• _TASK_: For the listing below, give the number of lines in which "외국인보유수량" occurs. Add nothing.

Start of DATASET

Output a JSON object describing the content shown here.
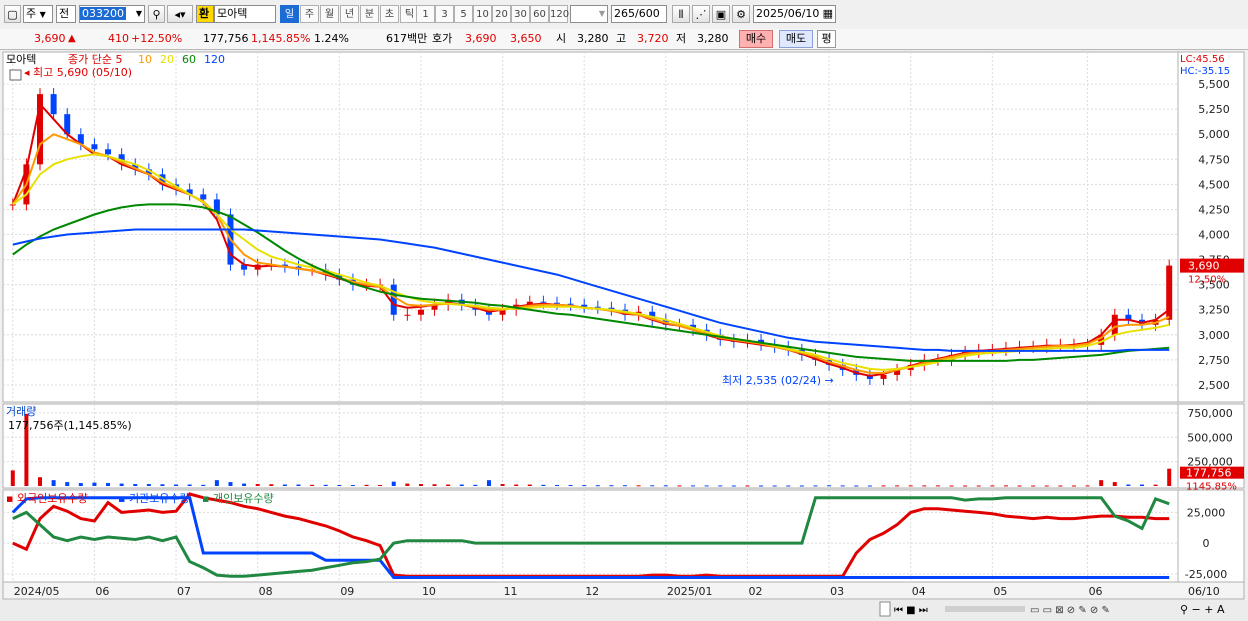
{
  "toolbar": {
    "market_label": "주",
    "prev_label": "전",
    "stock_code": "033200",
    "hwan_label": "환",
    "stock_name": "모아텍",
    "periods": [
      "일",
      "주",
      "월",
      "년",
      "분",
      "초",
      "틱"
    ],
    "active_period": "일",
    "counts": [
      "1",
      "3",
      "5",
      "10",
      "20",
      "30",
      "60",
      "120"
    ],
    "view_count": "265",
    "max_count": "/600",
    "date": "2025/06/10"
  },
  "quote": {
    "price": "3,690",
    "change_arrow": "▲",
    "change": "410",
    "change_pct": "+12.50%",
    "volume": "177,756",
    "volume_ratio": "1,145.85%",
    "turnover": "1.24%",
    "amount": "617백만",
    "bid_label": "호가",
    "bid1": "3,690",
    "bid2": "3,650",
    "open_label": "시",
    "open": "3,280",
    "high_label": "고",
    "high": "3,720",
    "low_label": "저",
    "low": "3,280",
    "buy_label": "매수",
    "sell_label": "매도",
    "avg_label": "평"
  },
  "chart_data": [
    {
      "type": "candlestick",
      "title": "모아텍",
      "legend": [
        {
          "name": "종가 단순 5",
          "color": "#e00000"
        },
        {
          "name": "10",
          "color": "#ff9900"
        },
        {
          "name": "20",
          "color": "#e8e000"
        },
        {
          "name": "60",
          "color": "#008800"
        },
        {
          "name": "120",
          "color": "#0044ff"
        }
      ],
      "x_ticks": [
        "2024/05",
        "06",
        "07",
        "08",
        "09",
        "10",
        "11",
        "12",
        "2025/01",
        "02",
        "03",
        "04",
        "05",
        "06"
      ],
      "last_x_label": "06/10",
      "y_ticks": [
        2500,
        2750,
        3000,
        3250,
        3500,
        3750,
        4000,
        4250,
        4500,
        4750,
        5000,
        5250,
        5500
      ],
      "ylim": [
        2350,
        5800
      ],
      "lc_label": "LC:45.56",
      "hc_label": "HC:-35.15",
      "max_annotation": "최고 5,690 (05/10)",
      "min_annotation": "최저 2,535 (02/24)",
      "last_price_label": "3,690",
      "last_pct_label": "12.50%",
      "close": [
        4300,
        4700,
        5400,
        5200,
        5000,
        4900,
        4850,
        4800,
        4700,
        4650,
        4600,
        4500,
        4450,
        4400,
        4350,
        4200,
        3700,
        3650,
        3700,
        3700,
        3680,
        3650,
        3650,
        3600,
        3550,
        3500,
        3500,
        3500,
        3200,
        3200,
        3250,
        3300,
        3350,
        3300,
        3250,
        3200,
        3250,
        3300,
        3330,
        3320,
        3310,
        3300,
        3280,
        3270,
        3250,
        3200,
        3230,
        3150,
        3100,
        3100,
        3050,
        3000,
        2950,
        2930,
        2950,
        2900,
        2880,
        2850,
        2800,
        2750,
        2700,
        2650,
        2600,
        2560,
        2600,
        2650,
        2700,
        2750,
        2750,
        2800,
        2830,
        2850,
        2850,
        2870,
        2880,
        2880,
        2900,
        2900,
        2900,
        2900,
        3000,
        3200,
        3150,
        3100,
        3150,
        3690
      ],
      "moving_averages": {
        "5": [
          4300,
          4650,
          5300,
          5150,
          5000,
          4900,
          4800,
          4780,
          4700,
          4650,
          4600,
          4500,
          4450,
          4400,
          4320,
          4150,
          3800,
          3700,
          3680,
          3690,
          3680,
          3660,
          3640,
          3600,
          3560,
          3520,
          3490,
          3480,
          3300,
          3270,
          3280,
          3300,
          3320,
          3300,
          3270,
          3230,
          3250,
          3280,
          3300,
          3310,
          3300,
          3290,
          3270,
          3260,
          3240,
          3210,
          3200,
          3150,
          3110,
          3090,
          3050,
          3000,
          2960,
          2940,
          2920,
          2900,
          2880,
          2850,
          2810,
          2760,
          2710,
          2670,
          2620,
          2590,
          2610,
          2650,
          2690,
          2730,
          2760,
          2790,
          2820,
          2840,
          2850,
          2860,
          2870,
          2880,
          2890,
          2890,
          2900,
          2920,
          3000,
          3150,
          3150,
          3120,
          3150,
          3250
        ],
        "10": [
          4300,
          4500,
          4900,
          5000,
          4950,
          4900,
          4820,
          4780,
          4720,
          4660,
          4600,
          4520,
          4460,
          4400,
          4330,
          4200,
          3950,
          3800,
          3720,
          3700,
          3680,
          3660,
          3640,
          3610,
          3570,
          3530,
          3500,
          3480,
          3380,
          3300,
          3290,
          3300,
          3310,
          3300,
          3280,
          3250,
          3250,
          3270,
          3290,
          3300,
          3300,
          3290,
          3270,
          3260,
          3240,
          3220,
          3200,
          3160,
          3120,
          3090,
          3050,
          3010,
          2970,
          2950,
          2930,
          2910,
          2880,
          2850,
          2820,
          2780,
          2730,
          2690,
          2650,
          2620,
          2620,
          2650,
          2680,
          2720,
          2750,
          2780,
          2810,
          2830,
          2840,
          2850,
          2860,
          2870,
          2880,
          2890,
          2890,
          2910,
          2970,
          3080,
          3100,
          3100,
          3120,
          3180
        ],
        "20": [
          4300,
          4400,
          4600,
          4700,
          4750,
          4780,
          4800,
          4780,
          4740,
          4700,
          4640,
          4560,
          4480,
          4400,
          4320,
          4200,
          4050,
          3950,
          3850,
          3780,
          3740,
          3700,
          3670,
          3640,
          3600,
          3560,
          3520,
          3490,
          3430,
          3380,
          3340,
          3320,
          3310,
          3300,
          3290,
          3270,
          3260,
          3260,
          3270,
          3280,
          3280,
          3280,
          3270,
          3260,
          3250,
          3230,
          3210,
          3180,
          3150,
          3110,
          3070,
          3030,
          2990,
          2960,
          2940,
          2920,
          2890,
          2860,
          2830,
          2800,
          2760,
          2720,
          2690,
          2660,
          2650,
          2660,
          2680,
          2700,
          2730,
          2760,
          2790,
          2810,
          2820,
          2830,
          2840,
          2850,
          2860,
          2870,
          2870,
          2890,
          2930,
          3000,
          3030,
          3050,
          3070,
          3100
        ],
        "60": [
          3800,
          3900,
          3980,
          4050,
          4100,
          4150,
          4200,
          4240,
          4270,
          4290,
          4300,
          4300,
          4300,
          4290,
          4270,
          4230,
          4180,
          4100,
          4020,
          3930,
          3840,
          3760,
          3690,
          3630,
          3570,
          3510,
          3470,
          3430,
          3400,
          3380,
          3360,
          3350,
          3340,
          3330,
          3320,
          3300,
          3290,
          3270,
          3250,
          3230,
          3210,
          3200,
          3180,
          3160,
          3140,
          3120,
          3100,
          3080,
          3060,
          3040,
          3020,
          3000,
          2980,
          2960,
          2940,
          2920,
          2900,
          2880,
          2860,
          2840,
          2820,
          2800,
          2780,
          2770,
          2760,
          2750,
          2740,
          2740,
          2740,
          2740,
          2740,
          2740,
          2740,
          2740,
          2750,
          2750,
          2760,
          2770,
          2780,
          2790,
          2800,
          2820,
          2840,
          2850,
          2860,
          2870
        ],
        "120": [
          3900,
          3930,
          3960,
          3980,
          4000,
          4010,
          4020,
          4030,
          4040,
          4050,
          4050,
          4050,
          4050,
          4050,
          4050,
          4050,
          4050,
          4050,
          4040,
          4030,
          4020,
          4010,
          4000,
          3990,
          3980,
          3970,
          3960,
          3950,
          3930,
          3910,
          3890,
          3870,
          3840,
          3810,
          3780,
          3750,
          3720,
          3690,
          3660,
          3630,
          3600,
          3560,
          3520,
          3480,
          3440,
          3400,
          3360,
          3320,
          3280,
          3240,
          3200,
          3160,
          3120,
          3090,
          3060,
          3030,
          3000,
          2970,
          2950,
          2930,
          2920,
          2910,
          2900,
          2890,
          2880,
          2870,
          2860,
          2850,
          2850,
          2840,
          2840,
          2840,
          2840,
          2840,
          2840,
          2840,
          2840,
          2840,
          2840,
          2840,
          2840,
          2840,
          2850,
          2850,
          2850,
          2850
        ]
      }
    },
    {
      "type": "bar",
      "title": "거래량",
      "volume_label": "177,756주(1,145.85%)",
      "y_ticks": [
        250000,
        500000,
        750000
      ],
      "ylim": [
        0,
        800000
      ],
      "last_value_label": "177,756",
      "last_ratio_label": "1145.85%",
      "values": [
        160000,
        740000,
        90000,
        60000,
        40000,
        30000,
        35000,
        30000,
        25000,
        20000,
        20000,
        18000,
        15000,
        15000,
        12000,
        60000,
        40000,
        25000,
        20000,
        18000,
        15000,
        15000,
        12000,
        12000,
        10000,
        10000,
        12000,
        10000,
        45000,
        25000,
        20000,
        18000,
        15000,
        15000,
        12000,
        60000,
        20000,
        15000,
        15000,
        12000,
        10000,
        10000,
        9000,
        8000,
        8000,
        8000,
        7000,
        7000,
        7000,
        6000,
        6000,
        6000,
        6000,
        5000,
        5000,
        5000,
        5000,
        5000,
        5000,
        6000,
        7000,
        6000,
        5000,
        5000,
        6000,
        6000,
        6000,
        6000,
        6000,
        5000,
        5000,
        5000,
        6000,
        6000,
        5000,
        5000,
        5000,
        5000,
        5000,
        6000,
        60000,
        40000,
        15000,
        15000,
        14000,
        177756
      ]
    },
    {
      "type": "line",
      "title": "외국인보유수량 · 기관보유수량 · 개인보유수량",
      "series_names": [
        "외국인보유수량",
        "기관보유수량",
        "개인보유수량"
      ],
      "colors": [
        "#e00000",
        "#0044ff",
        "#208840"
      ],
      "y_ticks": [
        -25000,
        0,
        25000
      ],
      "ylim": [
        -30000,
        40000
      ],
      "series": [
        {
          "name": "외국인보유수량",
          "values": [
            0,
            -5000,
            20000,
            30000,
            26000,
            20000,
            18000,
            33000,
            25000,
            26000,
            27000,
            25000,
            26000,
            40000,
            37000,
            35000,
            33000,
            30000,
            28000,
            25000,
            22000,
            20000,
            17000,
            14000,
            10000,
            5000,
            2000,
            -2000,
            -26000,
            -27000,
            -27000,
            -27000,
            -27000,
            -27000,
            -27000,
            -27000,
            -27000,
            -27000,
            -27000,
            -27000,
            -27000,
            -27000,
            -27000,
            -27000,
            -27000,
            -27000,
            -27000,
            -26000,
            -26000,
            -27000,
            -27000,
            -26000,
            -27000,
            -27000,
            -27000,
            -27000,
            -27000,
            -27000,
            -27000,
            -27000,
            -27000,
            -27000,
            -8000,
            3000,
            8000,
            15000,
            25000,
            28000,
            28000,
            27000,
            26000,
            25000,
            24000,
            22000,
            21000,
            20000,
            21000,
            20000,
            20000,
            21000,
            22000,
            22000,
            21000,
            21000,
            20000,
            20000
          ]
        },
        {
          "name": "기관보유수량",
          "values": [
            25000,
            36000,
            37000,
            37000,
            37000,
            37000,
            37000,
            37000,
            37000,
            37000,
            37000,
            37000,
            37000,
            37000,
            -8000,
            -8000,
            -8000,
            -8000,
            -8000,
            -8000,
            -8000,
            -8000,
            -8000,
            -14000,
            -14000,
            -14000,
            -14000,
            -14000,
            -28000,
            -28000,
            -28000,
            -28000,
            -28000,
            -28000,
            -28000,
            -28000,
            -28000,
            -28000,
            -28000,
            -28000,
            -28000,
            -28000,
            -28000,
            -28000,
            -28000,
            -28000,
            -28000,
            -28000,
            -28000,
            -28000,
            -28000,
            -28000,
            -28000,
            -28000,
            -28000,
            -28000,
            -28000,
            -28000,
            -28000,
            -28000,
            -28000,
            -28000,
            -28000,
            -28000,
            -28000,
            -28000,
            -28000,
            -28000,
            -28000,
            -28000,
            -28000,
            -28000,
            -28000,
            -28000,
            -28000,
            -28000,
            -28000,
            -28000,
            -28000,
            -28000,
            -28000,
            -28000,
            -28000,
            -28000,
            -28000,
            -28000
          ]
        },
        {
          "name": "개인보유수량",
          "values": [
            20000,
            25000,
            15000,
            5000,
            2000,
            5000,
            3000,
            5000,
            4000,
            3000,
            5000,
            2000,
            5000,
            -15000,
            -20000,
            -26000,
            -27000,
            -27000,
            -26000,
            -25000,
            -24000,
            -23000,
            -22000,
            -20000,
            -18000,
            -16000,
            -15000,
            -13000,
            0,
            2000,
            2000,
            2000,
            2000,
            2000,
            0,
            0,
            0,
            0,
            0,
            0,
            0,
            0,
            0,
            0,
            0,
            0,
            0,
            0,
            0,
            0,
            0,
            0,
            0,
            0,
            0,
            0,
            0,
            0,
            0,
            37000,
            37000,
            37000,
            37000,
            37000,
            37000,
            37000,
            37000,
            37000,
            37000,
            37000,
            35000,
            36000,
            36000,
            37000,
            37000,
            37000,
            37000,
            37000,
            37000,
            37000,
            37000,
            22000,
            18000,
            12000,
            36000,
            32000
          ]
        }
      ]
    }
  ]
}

End of DATASET

• _FULL ANSWER_: 3